Exercise. Rewrite all the items below, changing every "jitter-point" to "scatter-point" and leaving everything else the same.

____

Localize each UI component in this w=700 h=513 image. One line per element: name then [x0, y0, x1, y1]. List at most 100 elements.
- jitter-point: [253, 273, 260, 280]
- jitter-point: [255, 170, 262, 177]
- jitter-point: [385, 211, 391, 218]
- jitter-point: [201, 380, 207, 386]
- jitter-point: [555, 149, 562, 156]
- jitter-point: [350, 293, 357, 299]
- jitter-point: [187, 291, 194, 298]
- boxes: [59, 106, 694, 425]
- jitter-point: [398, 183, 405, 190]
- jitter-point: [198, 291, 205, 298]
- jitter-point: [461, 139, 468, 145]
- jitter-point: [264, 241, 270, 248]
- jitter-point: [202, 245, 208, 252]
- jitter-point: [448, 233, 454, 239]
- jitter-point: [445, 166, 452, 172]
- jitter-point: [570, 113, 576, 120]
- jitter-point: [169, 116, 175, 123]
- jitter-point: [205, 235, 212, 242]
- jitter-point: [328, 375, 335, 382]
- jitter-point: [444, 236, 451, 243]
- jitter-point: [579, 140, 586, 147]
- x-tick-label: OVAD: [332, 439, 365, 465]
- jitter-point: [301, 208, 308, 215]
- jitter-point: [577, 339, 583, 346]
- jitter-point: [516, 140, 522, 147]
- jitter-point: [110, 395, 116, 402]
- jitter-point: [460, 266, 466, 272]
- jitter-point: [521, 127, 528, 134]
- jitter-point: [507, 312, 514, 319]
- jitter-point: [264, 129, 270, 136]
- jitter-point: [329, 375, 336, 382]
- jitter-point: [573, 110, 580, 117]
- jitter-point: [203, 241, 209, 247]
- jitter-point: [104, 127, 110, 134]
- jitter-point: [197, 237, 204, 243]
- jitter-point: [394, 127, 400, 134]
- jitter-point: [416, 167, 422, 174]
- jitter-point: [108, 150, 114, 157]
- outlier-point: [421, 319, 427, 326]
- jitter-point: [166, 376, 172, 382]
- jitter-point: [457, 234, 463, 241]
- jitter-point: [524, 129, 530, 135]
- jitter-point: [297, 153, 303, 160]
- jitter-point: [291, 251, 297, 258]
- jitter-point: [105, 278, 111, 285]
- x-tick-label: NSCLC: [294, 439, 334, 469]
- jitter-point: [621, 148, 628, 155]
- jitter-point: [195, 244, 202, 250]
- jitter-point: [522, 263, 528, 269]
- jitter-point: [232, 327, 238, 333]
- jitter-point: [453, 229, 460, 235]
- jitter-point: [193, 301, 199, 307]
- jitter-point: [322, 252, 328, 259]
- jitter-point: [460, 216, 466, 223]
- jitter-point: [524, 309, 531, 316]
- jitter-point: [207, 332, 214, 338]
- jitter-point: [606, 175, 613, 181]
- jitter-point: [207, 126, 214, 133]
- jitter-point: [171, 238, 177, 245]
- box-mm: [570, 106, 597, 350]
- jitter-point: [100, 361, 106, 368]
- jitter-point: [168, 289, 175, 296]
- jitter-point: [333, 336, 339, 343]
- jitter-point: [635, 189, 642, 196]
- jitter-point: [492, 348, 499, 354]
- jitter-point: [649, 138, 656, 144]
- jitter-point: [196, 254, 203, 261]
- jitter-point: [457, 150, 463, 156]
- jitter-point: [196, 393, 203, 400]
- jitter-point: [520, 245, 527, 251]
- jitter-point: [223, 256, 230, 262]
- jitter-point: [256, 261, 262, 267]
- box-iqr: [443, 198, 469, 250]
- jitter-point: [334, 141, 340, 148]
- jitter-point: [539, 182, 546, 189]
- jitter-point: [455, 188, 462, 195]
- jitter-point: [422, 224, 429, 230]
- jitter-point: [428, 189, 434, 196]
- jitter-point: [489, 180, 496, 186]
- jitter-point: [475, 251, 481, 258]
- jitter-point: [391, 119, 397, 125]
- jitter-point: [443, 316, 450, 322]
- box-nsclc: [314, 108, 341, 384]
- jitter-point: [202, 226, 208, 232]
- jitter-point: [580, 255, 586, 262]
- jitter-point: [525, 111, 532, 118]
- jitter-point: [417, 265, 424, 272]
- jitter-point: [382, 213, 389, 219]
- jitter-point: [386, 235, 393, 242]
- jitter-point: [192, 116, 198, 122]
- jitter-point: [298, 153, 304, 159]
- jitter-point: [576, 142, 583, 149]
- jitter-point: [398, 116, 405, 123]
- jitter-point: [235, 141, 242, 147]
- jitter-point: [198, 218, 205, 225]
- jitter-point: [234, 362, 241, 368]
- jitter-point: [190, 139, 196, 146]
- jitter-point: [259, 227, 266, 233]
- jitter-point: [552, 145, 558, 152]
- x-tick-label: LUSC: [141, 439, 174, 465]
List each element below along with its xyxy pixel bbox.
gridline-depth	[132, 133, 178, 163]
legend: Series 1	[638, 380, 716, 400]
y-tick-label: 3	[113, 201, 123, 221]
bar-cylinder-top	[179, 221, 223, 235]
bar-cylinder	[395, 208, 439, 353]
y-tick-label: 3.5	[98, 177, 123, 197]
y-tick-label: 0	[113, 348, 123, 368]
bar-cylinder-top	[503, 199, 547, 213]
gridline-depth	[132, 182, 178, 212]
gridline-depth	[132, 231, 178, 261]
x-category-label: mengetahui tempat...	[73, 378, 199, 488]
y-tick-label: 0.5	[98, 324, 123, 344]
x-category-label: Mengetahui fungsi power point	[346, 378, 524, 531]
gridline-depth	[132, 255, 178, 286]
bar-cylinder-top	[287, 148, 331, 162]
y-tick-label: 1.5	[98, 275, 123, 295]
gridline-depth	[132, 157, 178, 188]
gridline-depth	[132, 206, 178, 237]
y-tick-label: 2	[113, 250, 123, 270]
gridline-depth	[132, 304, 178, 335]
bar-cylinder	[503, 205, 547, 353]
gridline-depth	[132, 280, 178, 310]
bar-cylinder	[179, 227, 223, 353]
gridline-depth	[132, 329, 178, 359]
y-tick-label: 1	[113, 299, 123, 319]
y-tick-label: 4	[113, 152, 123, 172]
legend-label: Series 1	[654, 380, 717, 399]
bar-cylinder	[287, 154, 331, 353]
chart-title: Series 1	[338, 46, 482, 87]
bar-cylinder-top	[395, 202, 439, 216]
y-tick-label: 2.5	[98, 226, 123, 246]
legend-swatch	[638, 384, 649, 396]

____

Written answer.
Localize each UI component in this w=700 h=513 image. One line per element: name then [x0, y0, x1, y1]. List at most 100 elements.
- scatter-point: [253, 273, 260, 280]
- scatter-point: [255, 170, 262, 177]
- scatter-point: [385, 211, 391, 218]
- scatter-point: [201, 380, 207, 386]
- scatter-point: [555, 149, 562, 156]
- scatter-point: [350, 293, 357, 299]
- scatter-point: [187, 291, 194, 298]
- boxes: [59, 106, 694, 425]
- scatter-point: [398, 183, 405, 190]
- scatter-point: [198, 291, 205, 298]
- scatter-point: [461, 139, 468, 145]
- scatter-point: [264, 241, 270, 248]
- scatter-point: [202, 245, 208, 252]
- scatter-point: [448, 233, 454, 239]
- scatter-point: [445, 166, 452, 172]
- scatter-point: [570, 113, 576, 120]
- scatter-point: [169, 116, 175, 123]
- scatter-point: [205, 235, 212, 242]
- scatter-point: [328, 375, 335, 382]
- scatter-point: [444, 236, 451, 243]
- scatter-point: [579, 140, 586, 147]
- x-tick-label: OVAD: [332, 439, 365, 465]
- scatter-point: [301, 208, 308, 215]
- scatter-point: [577, 339, 583, 346]
- scatter-point: [516, 140, 522, 147]
- scatter-point: [110, 395, 116, 402]
- scatter-point: [460, 266, 466, 272]
- scatter-point: [521, 127, 528, 134]
- scatter-point: [507, 312, 514, 319]
- scatter-point: [264, 129, 270, 136]
- scatter-point: [329, 375, 336, 382]
- scatter-point: [573, 110, 580, 117]
- scatter-point: [203, 241, 209, 247]
- scatter-point: [104, 127, 110, 134]
- scatter-point: [197, 237, 204, 243]
- scatter-point: [394, 127, 400, 134]
- scatter-point: [416, 167, 422, 174]
- scatter-point: [108, 150, 114, 157]
- outlier-point: [421, 319, 427, 326]
- scatter-point: [166, 376, 172, 382]
- scatter-point: [457, 234, 463, 241]
- scatter-point: [524, 129, 530, 135]
- scatter-point: [297, 153, 303, 160]
- scatter-point: [291, 251, 297, 258]
- scatter-point: [105, 278, 111, 285]
- x-tick-label: NSCLC: [294, 439, 334, 469]
- scatter-point: [621, 148, 628, 155]
- scatter-point: [195, 244, 202, 250]
- scatter-point: [522, 263, 528, 269]
- scatter-point: [232, 327, 238, 333]
- scatter-point: [453, 229, 460, 235]
- scatter-point: [193, 301, 199, 307]
- scatter-point: [322, 252, 328, 259]
- scatter-point: [460, 216, 466, 223]
- scatter-point: [524, 309, 531, 316]
- scatter-point: [207, 332, 214, 338]
- scatter-point: [606, 175, 613, 181]
- scatter-point: [207, 126, 214, 133]
- scatter-point: [171, 238, 177, 245]
- box-mm: [570, 106, 597, 350]
- scatter-point: [100, 361, 106, 368]
- scatter-point: [168, 289, 175, 296]
- scatter-point: [333, 336, 339, 343]
- scatter-point: [635, 189, 642, 196]
- scatter-point: [492, 348, 499, 354]
- scatter-point: [649, 138, 656, 144]
- scatter-point: [196, 254, 203, 261]
- scatter-point: [457, 150, 463, 156]
- scatter-point: [196, 393, 203, 400]
- scatter-point: [520, 245, 527, 251]
- scatter-point: [223, 256, 230, 262]
- scatter-point: [256, 261, 262, 267]
- box-iqr: [443, 198, 469, 250]
- scatter-point: [334, 141, 340, 148]
- scatter-point: [539, 182, 546, 189]
- scatter-point: [455, 188, 462, 195]
- scatter-point: [422, 224, 429, 230]
- scatter-point: [428, 189, 434, 196]
- scatter-point: [489, 180, 496, 186]
- scatter-point: [475, 251, 481, 258]
- scatter-point: [391, 119, 397, 125]
- scatter-point: [443, 316, 450, 322]
- box-nsclc: [314, 108, 341, 384]
- scatter-point: [202, 226, 208, 232]
- scatter-point: [580, 255, 586, 262]
- scatter-point: [525, 111, 532, 118]
- scatter-point: [417, 265, 424, 272]
- scatter-point: [382, 213, 389, 219]
- scatter-point: [386, 235, 393, 242]
- scatter-point: [192, 116, 198, 122]
- scatter-point: [298, 153, 304, 159]
- scatter-point: [576, 142, 583, 149]
- scatter-point: [398, 116, 405, 123]
- scatter-point: [235, 141, 242, 147]
- scatter-point: [198, 218, 205, 225]
- scatter-point: [234, 362, 241, 368]
- scatter-point: [190, 139, 196, 146]
- scatter-point: [259, 227, 266, 233]
- scatter-point: [552, 145, 558, 152]
- x-tick-label: LUSC: [141, 439, 174, 465]
List each element below along with its xyxy pixel bbox.
gridline-depth	[132, 133, 178, 163]
legend: Series 1	[638, 380, 716, 400]
y-tick-label: 3	[113, 201, 123, 221]
bar-cylinder-top	[179, 221, 223, 235]
bar-cylinder	[395, 208, 439, 353]
y-tick-label: 3.5	[98, 177, 123, 197]
y-tick-label: 0	[113, 348, 123, 368]
bar-cylinder-top	[503, 199, 547, 213]
gridline-depth	[132, 182, 178, 212]
gridline-depth	[132, 231, 178, 261]
x-category-label: mengetahui tempat...	[73, 378, 199, 488]
y-tick-label: 0.5	[98, 324, 123, 344]
x-category-label: Mengetahui fungsi power point	[346, 378, 524, 531]
gridline-depth	[132, 255, 178, 286]
bar-cylinder-top	[287, 148, 331, 162]
y-tick-label: 1.5	[98, 275, 123, 295]
gridline-depth	[132, 157, 178, 188]
gridline-depth	[132, 206, 178, 237]
y-tick-label: 2	[113, 250, 123, 270]
gridline-depth	[132, 304, 178, 335]
bar-cylinder	[503, 205, 547, 353]
gridline-depth	[132, 280, 178, 310]
bar-cylinder	[179, 227, 223, 353]
gridline-depth	[132, 329, 178, 359]
y-tick-label: 1	[113, 299, 123, 319]
y-tick-label: 4	[113, 152, 123, 172]
legend-label: Series 1	[654, 380, 717, 399]
bar-cylinder	[287, 154, 331, 353]
chart-title: Series 1	[338, 46, 482, 87]
bar-cylinder-top	[395, 202, 439, 216]
y-tick-label: 2.5	[98, 226, 123, 246]
legend-swatch	[638, 384, 649, 396]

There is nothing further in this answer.